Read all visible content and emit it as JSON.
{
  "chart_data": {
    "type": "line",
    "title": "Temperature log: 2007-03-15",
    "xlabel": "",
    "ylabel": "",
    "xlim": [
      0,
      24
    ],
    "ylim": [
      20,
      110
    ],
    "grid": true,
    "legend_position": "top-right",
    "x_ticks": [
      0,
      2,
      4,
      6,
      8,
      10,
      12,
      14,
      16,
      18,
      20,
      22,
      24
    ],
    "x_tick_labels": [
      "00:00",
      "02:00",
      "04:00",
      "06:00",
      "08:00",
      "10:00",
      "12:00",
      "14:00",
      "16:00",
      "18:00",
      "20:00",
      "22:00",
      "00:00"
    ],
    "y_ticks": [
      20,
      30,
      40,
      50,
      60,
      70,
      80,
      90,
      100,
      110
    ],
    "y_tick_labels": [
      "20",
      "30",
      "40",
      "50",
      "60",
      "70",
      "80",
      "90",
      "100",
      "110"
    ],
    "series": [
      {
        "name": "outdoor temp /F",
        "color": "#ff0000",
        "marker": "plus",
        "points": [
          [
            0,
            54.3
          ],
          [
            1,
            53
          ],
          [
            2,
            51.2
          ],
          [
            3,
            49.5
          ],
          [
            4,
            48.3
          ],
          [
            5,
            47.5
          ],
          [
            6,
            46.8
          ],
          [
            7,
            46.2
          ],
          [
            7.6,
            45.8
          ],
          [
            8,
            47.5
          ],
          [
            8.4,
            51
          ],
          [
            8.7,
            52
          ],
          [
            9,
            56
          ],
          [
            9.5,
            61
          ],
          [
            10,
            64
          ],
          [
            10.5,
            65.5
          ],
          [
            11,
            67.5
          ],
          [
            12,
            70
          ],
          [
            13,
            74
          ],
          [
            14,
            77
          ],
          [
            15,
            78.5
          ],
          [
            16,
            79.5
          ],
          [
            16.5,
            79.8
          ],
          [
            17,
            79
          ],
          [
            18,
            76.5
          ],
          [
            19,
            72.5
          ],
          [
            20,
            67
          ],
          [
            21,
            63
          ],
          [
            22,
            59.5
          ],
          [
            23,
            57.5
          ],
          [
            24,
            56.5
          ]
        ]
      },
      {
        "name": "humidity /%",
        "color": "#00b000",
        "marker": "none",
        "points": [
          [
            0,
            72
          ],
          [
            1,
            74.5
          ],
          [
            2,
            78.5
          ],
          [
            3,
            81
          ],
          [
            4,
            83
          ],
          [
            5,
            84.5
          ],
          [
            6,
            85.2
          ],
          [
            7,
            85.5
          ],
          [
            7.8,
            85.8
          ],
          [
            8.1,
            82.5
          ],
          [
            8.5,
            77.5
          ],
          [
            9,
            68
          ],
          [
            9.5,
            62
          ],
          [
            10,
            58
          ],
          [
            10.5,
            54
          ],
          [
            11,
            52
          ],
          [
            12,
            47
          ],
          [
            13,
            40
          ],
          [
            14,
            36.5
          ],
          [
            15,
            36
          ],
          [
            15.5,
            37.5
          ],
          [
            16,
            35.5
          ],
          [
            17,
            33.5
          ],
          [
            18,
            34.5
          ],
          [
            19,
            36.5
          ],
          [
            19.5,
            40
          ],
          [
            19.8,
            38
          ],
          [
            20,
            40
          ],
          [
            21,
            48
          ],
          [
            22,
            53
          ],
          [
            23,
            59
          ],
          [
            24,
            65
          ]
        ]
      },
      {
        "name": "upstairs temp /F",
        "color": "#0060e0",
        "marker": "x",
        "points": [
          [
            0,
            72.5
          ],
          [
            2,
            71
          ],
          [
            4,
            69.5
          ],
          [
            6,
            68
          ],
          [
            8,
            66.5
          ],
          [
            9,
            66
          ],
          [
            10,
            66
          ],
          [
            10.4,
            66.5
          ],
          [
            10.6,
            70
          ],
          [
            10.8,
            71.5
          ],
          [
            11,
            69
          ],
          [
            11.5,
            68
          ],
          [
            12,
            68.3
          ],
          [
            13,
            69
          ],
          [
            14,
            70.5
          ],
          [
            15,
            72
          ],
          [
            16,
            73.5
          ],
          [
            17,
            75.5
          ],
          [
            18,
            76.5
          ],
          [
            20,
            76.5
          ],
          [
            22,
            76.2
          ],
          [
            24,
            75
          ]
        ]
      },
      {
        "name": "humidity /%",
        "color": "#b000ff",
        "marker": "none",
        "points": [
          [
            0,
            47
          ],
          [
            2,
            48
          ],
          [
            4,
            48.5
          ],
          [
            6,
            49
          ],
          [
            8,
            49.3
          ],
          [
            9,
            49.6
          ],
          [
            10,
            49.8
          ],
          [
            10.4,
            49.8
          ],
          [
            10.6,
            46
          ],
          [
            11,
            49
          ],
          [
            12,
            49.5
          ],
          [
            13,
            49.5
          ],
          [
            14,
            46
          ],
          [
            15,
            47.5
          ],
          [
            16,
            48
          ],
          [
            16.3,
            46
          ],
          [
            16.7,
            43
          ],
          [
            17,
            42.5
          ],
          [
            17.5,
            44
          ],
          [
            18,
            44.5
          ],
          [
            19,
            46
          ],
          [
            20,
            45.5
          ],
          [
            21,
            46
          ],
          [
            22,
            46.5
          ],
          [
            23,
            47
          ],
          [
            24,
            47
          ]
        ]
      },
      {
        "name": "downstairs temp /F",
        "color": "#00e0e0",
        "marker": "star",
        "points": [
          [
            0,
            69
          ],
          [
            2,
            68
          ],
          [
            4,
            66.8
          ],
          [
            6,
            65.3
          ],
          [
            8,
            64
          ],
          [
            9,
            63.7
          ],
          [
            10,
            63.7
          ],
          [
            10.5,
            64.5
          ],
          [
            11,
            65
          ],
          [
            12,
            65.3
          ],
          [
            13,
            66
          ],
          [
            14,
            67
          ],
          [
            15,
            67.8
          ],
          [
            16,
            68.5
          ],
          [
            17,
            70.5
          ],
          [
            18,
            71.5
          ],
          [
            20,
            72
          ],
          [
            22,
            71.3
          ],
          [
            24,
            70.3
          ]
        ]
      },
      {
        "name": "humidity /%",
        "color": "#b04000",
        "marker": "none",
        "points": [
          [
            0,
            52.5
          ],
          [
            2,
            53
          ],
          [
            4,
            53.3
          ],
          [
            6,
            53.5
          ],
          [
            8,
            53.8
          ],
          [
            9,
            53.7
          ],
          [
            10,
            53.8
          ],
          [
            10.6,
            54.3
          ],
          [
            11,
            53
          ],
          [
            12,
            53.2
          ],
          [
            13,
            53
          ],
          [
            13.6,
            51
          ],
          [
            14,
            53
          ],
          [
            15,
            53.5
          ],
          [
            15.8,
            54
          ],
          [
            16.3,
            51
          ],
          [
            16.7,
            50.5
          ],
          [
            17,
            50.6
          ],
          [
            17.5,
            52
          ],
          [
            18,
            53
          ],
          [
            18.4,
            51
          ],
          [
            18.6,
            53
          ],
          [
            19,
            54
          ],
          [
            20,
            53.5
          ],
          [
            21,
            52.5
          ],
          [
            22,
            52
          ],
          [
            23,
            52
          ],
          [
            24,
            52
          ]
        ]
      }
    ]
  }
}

TASK TO CARRY OUT →
Nothing in the data may differ; print all of it exactly as written.

OUTPUT →
Read all visible content and emit it as JSON.
{
  "chart_data": {
    "type": "line",
    "title": "Temperature log: 2007-03-15",
    "xlabel": "",
    "ylabel": "",
    "xlim": [
      0,
      24
    ],
    "ylim": [
      20,
      110
    ],
    "grid": true,
    "legend_position": "top-right",
    "x_ticks": [
      0,
      2,
      4,
      6,
      8,
      10,
      12,
      14,
      16,
      18,
      20,
      22,
      24
    ],
    "x_tick_labels": [
      "00:00",
      "02:00",
      "04:00",
      "06:00",
      "08:00",
      "10:00",
      "12:00",
      "14:00",
      "16:00",
      "18:00",
      "20:00",
      "22:00",
      "00:00"
    ],
    "y_ticks": [
      20,
      30,
      40,
      50,
      60,
      70,
      80,
      90,
      100,
      110
    ],
    "y_tick_labels": [
      "20",
      "30",
      "40",
      "50",
      "60",
      "70",
      "80",
      "90",
      "100",
      "110"
    ],
    "series": [
      {
        "name": "outdoor temp /F",
        "color": "#ff0000",
        "marker": "plus",
        "points": [
          [
            0,
            54.3
          ],
          [
            1,
            53
          ],
          [
            2,
            51.2
          ],
          [
            3,
            49.5
          ],
          [
            4,
            48.3
          ],
          [
            5,
            47.5
          ],
          [
            6,
            46.8
          ],
          [
            7,
            46.2
          ],
          [
            7.6,
            45.8
          ],
          [
            8,
            47.5
          ],
          [
            8.4,
            51
          ],
          [
            8.7,
            52
          ],
          [
            9,
            56
          ],
          [
            9.5,
            61
          ],
          [
            10,
            64
          ],
          [
            10.5,
            65.5
          ],
          [
            11,
            67.5
          ],
          [
            12,
            70
          ],
          [
            13,
            74
          ],
          [
            14,
            77
          ],
          [
            15,
            78.5
          ],
          [
            16,
            79.5
          ],
          [
            16.5,
            79.8
          ],
          [
            17,
            79
          ],
          [
            18,
            76.5
          ],
          [
            19,
            72.5
          ],
          [
            20,
            67
          ],
          [
            21,
            63
          ],
          [
            22,
            59.5
          ],
          [
            23,
            57.5
          ],
          [
            24,
            56.5
          ]
        ]
      },
      {
        "name": "humidity /%",
        "color": "#00b000",
        "marker": "none",
        "points": [
          [
            0,
            72
          ],
          [
            1,
            74.5
          ],
          [
            2,
            78.5
          ],
          [
            3,
            81
          ],
          [
            4,
            83
          ],
          [
            5,
            84.5
          ],
          [
            6,
            85.2
          ],
          [
            7,
            85.5
          ],
          [
            7.8,
            85.8
          ],
          [
            8.1,
            82.5
          ],
          [
            8.5,
            77.5
          ],
          [
            9,
            68
          ],
          [
            9.5,
            62
          ],
          [
            10,
            58
          ],
          [
            10.5,
            54
          ],
          [
            11,
            52
          ],
          [
            12,
            47
          ],
          [
            13,
            40
          ],
          [
            14,
            36.5
          ],
          [
            15,
            36
          ],
          [
            15.5,
            37.5
          ],
          [
            16,
            35.5
          ],
          [
            17,
            33.5
          ],
          [
            18,
            34.5
          ],
          [
            19,
            36.5
          ],
          [
            19.5,
            40
          ],
          [
            19.8,
            38
          ],
          [
            20,
            40
          ],
          [
            21,
            48
          ],
          [
            22,
            53
          ],
          [
            23,
            59
          ],
          [
            24,
            65
          ]
        ]
      },
      {
        "name": "upstairs temp /F",
        "color": "#0060e0",
        "marker": "x",
        "points": [
          [
            0,
            72.5
          ],
          [
            2,
            71
          ],
          [
            4,
            69.5
          ],
          [
            6,
            68
          ],
          [
            8,
            66.5
          ],
          [
            9,
            66
          ],
          [
            10,
            66
          ],
          [
            10.4,
            66.5
          ],
          [
            10.6,
            70
          ],
          [
            10.8,
            71.5
          ],
          [
            11,
            69
          ],
          [
            11.5,
            68
          ],
          [
            12,
            68.3
          ],
          [
            13,
            69
          ],
          [
            14,
            70.5
          ],
          [
            15,
            72
          ],
          [
            16,
            73.5
          ],
          [
            17,
            75.5
          ],
          [
            18,
            76.5
          ],
          [
            20,
            76.5
          ],
          [
            22,
            76.2
          ],
          [
            24,
            75
          ]
        ]
      },
      {
        "name": "humidity /%",
        "color": "#b000ff",
        "marker": "none",
        "points": [
          [
            0,
            47
          ],
          [
            2,
            48
          ],
          [
            4,
            48.5
          ],
          [
            6,
            49
          ],
          [
            8,
            49.3
          ],
          [
            9,
            49.6
          ],
          [
            10,
            49.8
          ],
          [
            10.4,
            49.8
          ],
          [
            10.6,
            46
          ],
          [
            11,
            49
          ],
          [
            12,
            49.5
          ],
          [
            13,
            49.5
          ],
          [
            14,
            46
          ],
          [
            15,
            47.5
          ],
          [
            16,
            48
          ],
          [
            16.3,
            46
          ],
          [
            16.7,
            43
          ],
          [
            17,
            42.5
          ],
          [
            17.5,
            44
          ],
          [
            18,
            44.5
          ],
          [
            19,
            46
          ],
          [
            20,
            45.5
          ],
          [
            21,
            46
          ],
          [
            22,
            46.5
          ],
          [
            23,
            47
          ],
          [
            24,
            47
          ]
        ]
      },
      {
        "name": "downstairs temp /F",
        "color": "#00e0e0",
        "marker": "star",
        "points": [
          [
            0,
            69
          ],
          [
            2,
            68
          ],
          [
            4,
            66.8
          ],
          [
            6,
            65.3
          ],
          [
            8,
            64
          ],
          [
            9,
            63.7
          ],
          [
            10,
            63.7
          ],
          [
            10.5,
            64.5
          ],
          [
            11,
            65
          ],
          [
            12,
            65.3
          ],
          [
            13,
            66
          ],
          [
            14,
            67
          ],
          [
            15,
            67.8
          ],
          [
            16,
            68.5
          ],
          [
            17,
            70.5
          ],
          [
            18,
            71.5
          ],
          [
            20,
            72
          ],
          [
            22,
            71.3
          ],
          [
            24,
            70.3
          ]
        ]
      },
      {
        "name": "humidity /%",
        "color": "#b04000",
        "marker": "none",
        "points": [
          [
            0,
            52.5
          ],
          [
            2,
            53
          ],
          [
            4,
            53.3
          ],
          [
            6,
            53.5
          ],
          [
            8,
            53.8
          ],
          [
            9,
            53.7
          ],
          [
            10,
            53.8
          ],
          [
            10.6,
            54.3
          ],
          [
            11,
            53
          ],
          [
            12,
            53.2
          ],
          [
            13,
            53
          ],
          [
            13.6,
            51
          ],
          [
            14,
            53
          ],
          [
            15,
            53.5
          ],
          [
            15.8,
            54
          ],
          [
            16.3,
            51
          ],
          [
            16.7,
            50.5
          ],
          [
            17,
            50.6
          ],
          [
            17.5,
            52
          ],
          [
            18,
            53
          ],
          [
            18.4,
            51
          ],
          [
            18.6,
            53
          ],
          [
            19,
            54
          ],
          [
            20,
            53.5
          ],
          [
            21,
            52.5
          ],
          [
            22,
            52
          ],
          [
            23,
            52
          ],
          [
            24,
            52
          ]
        ]
      }
    ]
  }
}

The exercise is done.